Rows from a figure dataset
------

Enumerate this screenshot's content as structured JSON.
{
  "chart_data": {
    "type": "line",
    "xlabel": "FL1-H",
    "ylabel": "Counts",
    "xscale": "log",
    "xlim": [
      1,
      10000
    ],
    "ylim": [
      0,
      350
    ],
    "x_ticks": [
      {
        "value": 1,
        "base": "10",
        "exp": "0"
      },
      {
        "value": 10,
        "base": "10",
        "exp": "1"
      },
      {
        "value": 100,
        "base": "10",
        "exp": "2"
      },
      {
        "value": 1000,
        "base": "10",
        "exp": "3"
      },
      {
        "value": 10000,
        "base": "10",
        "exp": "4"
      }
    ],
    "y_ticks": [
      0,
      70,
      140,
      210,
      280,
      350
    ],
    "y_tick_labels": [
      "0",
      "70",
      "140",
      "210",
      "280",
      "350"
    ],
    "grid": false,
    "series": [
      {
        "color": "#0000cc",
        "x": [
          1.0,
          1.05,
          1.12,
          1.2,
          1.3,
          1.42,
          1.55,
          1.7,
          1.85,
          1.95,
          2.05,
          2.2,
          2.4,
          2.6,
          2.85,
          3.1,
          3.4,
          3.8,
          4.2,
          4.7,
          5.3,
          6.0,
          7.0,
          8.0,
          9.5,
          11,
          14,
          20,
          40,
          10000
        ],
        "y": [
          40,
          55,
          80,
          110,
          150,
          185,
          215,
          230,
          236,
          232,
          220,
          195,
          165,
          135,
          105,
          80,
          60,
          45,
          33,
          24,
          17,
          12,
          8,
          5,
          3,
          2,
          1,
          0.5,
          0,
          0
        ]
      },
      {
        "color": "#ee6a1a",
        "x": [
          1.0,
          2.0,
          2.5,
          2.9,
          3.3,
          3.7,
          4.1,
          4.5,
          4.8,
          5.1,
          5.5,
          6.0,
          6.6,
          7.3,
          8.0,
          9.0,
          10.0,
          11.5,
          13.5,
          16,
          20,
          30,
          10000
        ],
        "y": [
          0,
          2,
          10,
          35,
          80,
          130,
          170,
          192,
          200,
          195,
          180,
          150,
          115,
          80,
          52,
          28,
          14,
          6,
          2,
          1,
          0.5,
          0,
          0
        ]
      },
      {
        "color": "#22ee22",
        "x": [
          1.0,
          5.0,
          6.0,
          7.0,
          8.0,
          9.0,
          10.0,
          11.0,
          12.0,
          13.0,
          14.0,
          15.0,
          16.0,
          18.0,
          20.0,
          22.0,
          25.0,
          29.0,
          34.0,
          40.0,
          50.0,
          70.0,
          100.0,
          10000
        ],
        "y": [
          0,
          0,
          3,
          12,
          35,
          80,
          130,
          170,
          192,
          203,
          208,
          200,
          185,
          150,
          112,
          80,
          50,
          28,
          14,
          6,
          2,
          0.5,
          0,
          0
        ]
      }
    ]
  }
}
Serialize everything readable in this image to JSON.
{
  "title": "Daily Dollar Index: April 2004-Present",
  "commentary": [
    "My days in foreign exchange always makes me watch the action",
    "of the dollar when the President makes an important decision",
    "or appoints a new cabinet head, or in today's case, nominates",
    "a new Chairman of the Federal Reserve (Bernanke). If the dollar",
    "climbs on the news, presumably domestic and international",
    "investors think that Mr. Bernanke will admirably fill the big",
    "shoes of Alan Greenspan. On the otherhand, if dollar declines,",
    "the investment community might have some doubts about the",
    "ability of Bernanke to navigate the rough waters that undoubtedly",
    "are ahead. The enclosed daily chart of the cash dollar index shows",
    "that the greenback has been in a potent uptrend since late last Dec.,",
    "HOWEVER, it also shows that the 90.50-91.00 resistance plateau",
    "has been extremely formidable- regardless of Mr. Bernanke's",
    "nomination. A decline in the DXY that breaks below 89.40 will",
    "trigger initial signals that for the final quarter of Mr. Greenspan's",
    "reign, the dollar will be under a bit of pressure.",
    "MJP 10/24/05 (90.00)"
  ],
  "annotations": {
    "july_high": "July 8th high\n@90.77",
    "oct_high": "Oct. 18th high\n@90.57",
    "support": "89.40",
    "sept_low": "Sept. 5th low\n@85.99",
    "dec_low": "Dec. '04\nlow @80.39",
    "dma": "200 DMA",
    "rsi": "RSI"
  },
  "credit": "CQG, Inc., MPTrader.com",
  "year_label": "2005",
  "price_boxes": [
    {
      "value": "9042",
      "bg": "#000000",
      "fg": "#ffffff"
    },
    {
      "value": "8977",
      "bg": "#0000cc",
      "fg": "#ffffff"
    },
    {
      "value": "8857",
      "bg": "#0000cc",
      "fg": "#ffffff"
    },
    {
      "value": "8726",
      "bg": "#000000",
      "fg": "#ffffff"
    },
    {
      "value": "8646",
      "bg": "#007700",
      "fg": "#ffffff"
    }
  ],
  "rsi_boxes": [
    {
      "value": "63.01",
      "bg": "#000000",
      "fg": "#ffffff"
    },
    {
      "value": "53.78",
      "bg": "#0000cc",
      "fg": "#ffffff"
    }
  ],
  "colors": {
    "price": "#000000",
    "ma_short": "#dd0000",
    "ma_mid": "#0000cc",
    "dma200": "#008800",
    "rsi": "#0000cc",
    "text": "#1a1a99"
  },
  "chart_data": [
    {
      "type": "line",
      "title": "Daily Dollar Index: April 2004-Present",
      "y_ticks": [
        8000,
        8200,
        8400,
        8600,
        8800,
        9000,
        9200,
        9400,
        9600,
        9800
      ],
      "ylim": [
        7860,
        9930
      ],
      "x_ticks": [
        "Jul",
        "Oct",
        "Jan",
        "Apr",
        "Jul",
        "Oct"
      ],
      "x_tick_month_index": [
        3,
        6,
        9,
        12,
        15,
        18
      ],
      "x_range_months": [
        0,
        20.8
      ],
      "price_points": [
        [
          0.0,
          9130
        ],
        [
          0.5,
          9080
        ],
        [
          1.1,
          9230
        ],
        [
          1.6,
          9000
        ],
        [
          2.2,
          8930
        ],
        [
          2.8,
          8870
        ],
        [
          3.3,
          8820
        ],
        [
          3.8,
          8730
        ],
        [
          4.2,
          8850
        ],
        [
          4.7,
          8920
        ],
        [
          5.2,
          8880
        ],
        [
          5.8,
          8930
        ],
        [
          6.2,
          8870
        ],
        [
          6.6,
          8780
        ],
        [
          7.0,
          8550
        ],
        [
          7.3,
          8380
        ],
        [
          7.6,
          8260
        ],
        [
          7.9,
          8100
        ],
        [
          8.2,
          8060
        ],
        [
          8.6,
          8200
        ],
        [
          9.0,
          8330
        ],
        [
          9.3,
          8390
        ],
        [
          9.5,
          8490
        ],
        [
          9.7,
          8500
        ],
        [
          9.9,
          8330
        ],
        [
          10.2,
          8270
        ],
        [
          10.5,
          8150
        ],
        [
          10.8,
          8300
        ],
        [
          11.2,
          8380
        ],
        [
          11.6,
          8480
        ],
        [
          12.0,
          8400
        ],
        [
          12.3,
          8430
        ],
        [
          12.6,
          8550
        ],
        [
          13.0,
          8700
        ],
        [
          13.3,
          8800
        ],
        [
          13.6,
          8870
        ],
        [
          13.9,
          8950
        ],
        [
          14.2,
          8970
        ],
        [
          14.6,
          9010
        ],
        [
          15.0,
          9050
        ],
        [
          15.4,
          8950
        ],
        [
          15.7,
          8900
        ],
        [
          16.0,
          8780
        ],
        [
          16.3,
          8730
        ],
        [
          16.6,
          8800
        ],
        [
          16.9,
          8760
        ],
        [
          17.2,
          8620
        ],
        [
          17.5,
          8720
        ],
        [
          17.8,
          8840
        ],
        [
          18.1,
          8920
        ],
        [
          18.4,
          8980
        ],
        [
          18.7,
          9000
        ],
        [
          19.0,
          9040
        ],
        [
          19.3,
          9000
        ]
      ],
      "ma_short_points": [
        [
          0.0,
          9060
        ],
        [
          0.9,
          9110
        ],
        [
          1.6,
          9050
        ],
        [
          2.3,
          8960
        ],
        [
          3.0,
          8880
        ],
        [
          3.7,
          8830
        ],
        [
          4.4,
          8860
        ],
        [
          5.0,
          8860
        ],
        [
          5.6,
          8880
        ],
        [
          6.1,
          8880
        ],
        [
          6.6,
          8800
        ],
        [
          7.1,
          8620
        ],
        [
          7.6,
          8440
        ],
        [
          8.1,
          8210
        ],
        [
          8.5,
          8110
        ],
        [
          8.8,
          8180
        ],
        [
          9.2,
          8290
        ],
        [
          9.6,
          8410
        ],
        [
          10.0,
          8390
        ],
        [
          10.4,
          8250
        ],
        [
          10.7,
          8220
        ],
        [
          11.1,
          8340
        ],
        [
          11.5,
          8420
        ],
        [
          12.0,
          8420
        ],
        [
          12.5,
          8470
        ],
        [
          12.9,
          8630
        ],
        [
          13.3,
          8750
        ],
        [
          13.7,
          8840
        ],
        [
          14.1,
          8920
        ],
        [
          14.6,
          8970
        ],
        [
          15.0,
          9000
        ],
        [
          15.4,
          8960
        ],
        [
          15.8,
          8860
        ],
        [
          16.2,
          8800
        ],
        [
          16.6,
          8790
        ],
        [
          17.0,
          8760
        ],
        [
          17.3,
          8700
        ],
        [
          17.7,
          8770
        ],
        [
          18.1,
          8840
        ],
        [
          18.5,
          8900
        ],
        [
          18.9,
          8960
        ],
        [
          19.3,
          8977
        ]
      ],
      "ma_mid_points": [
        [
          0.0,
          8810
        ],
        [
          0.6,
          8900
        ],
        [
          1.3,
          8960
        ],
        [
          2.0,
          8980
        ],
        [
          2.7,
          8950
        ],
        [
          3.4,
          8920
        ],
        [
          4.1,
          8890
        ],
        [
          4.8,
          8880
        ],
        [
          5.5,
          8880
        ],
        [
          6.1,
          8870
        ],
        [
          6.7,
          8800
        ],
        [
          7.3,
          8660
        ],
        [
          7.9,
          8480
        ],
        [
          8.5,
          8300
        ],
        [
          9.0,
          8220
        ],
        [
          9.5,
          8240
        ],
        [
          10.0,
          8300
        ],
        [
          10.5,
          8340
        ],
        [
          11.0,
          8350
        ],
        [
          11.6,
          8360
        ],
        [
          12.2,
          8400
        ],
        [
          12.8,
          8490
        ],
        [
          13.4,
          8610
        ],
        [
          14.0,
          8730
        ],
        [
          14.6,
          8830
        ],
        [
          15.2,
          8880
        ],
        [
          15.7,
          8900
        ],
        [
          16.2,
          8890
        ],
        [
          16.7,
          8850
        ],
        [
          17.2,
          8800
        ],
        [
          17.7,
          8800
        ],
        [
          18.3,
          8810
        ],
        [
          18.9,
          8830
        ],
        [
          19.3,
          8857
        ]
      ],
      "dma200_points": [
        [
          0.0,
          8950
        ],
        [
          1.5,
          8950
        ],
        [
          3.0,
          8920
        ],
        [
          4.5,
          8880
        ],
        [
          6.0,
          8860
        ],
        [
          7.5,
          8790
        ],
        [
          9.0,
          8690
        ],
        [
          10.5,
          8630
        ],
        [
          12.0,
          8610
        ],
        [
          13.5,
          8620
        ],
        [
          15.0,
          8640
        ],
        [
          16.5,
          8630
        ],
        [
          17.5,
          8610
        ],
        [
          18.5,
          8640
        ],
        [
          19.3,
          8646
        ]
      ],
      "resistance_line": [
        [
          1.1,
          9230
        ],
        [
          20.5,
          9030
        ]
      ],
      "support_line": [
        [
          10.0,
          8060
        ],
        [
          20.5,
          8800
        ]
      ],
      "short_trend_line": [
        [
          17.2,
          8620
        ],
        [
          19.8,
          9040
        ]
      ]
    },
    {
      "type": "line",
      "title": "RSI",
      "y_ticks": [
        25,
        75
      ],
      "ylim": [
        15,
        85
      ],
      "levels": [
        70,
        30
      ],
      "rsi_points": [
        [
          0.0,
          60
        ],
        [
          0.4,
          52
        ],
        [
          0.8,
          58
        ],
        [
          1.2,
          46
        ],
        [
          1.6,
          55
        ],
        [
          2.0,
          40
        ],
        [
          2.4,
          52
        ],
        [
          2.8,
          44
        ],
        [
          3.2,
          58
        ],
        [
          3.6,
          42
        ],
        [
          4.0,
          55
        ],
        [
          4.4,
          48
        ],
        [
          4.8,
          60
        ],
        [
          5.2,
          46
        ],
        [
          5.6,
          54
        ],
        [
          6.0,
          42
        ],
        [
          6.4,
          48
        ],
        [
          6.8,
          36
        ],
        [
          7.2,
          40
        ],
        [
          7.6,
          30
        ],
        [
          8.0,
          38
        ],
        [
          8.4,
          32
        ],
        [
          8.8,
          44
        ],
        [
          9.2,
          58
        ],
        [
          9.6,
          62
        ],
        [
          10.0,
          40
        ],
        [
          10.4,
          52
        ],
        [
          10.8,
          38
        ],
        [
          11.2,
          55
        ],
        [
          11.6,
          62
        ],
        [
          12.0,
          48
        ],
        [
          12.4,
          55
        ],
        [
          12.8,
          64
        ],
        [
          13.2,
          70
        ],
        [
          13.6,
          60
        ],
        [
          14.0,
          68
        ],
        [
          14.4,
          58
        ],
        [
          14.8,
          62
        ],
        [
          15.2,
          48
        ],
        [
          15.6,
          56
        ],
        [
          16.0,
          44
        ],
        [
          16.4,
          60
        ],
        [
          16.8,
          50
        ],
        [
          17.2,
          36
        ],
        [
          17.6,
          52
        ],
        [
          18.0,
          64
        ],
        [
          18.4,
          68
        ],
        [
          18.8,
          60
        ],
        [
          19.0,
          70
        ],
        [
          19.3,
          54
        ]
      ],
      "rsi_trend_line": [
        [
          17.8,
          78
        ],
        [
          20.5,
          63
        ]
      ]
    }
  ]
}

------

GIVEN INSTRUCTION:
What is the number of lines in the data above that include the word "this"? Answer with that number only.

EXERCISE OUTPUT:
2